* **本文抜粋**
= = = =
私の好きな歌に「When You’re Smiling(君ほほえめば)」というナンバーがある。

敬愛するビリーホリデーが少し軽めのテンポで歌う。

車の中では、アン・サリーのヴォーカルで聞くことが多い。

When you’re smiling, when you’re smiling,
the whole world smiles with you.

When you’re laughing, when you’re laughing,
the sun comes shining through.

But when you’re crying, you bring on the rain.
So stop your sighing.
Be Happy again.

Keep on smiling ‘cause when you’re smiling
the whole world smiles with you.

君がほほえめば世界は君にほほえむ。

君が笑えば、太陽が輝く。
= = = =
* **領域の境界データ**
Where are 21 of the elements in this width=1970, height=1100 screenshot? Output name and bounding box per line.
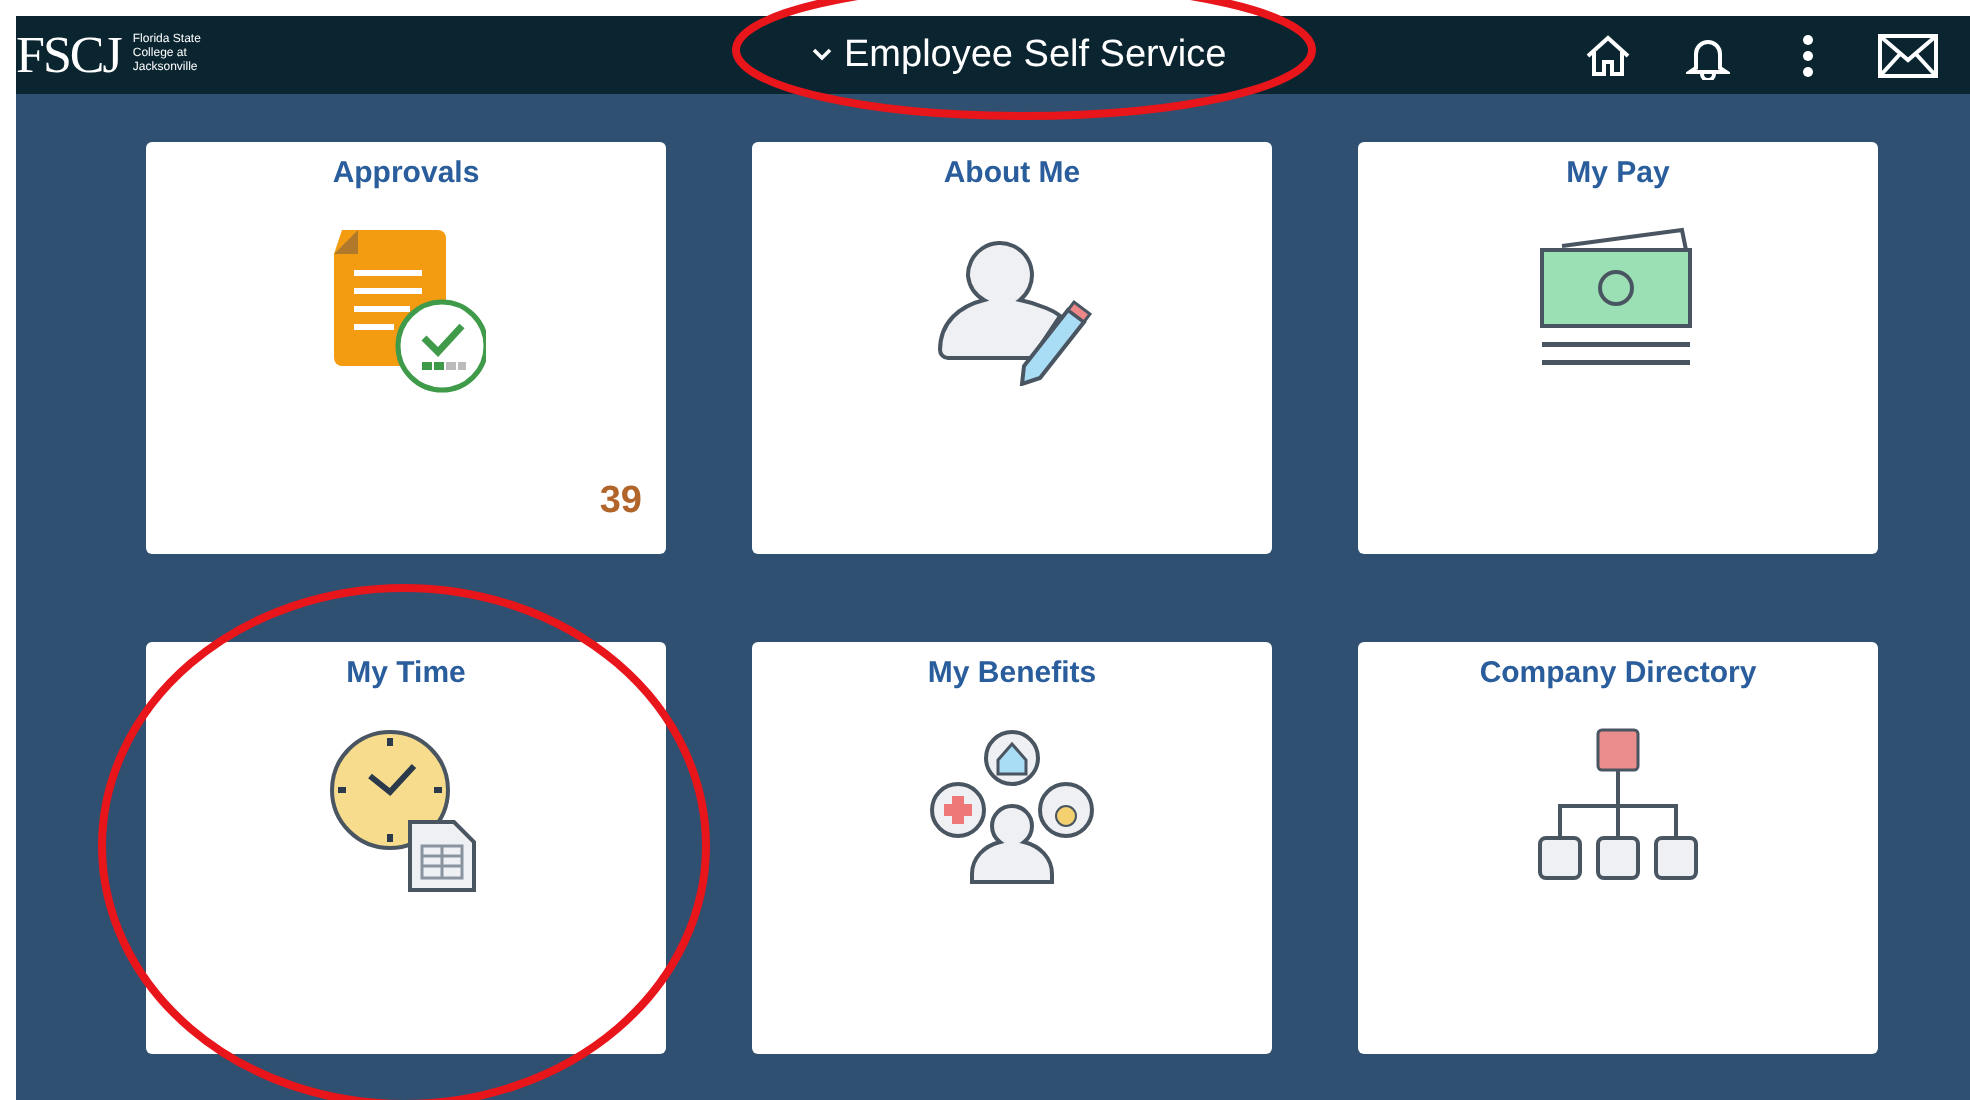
tile-title: My Benefits [927, 656, 1097, 690]
org-chart-icon [1534, 726, 1702, 886]
mail-icon[interactable] [1878, 33, 1938, 77]
logo: FSCJ [16, 25, 121, 85]
tile-title: My Time [346, 656, 466, 690]
tile[interactable]: My Benefits [752, 642, 1272, 1054]
chevron-icon [812, 48, 832, 62]
person-benefits-icon [928, 726, 1096, 886]
tile-title: About Me [943, 156, 1081, 190]
page-title-menu[interactable]: Employee Self Service [812, 33, 1227, 77]
tile[interactable]: Company Directory [1358, 642, 1878, 1054]
tile[interactable]: About Me [752, 142, 1272, 554]
more-icon[interactable] [1802, 33, 1814, 77]
tile-title: Approvals [332, 156, 480, 190]
count-label: 39 [599, 480, 642, 524]
tile[interactable]: My Pay [1358, 142, 1878, 554]
home-icon[interactable] [1584, 33, 1632, 77]
tile[interactable]: My Time [146, 642, 666, 1054]
tile-title: Company Directory [1479, 656, 1757, 690]
tile[interactable]: Approvals 39 [146, 142, 666, 554]
tile-title: My Pay [1566, 156, 1670, 190]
= = = =
* **練習問題**
1. 本文について、次の問いに答えてください。
(a) 車の中では、この歌を主に誰のヴォーカルで聞くと書かれていますか。
(b) ビリーホリデーはどのようなテンポで歌うと書かれていますか。
(c) 本文の最後の一文では、君が笑えば何が起こるとされていますか。
2. 上の一覧の各行を、空行を除き、1行につき1つの文字列としてJSONのリストに書き直してください。画像を示す行は含めないでください。

* **解答一覧**
1.
(a) アン・サリーです。
(b) 少し軽めのテンポです。
(c) 太陽が輝きます。

2.
[
  "Where are 21 of the elements in this width=1970, height=1100 screenshot? Output name and bounding box per line.",
  "tile-title: My Benefits [927, 656, 1097, 690]",
  "org-chart-icon [1534, 726, 1702, 886]",
  "mail-icon[interactable] [1878, 33, 1938, 77]",
  "logo: FSCJ [16, 25, 121, 85]",
  "tile-title: My Time [346, 656, 466, 690]",
  "tile[interactable]: My Benefits [752, 642, 1272, 1054]",
  "chevron-icon [812, 48, 832, 62]",
  "person-benefits-icon [928, 726, 1096, 886]",
  "tile-title: About Me [943, 156, 1081, 190]",
  "page-title-menu[interactable]: Employee Self Service [812, 33, 1227, 77]",
  "tile[interactable]: Company Directory [1358, 642, 1878, 1054]",
  "tile[interactable]: About Me [752, 142, 1272, 554]",
  "more-icon[interactable] [1802, 33, 1814, 77]",
  "tile-title: Approvals [332, 156, 480, 190]",
  "count-label: 39 [599, 480, 642, 524]",
  "tile[interactable]: My Pay [1358, 142, 1878, 554]",
  "home-icon[interactable] [1584, 33, 1632, 77]",
  "tile[interactable]: My Time [146, 642, 666, 1054]",
  "tile-title: Company Directory [1479, 656, 1757, 690]",
  "tile[interactable]: Approvals 39 [146, 142, 666, 554]",
  "tile-title: My Pay [1566, 156, 1670, 190]"
]